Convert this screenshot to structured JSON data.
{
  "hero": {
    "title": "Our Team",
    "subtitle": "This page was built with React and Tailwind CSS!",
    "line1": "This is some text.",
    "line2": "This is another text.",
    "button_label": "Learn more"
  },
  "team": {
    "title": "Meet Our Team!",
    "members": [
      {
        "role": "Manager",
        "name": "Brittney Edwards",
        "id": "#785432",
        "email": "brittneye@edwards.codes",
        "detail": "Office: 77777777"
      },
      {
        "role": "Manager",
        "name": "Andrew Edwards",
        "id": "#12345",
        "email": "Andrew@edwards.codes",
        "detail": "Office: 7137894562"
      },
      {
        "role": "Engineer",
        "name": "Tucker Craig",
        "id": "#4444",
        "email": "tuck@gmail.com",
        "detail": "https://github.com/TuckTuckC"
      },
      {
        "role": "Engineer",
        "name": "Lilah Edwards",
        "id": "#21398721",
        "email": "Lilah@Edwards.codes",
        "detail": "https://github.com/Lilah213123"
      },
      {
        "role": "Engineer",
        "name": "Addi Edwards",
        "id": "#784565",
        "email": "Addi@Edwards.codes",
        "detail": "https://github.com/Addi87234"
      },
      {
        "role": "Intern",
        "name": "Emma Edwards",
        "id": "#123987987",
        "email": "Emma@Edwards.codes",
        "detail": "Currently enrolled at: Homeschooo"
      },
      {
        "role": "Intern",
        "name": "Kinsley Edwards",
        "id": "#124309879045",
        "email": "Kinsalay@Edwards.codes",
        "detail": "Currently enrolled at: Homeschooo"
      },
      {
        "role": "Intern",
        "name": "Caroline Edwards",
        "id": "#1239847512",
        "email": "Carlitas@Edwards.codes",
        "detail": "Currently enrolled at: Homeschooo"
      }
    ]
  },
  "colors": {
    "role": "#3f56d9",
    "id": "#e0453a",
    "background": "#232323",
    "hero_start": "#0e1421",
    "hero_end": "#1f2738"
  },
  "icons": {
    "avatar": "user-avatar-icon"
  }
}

◆ ◆ ◆ ◆

Gather from the records above every line containing the string "Emma".

_Task answer:_
        "name": "Emma Edwards",
        "email": "Emma@Edwards.codes",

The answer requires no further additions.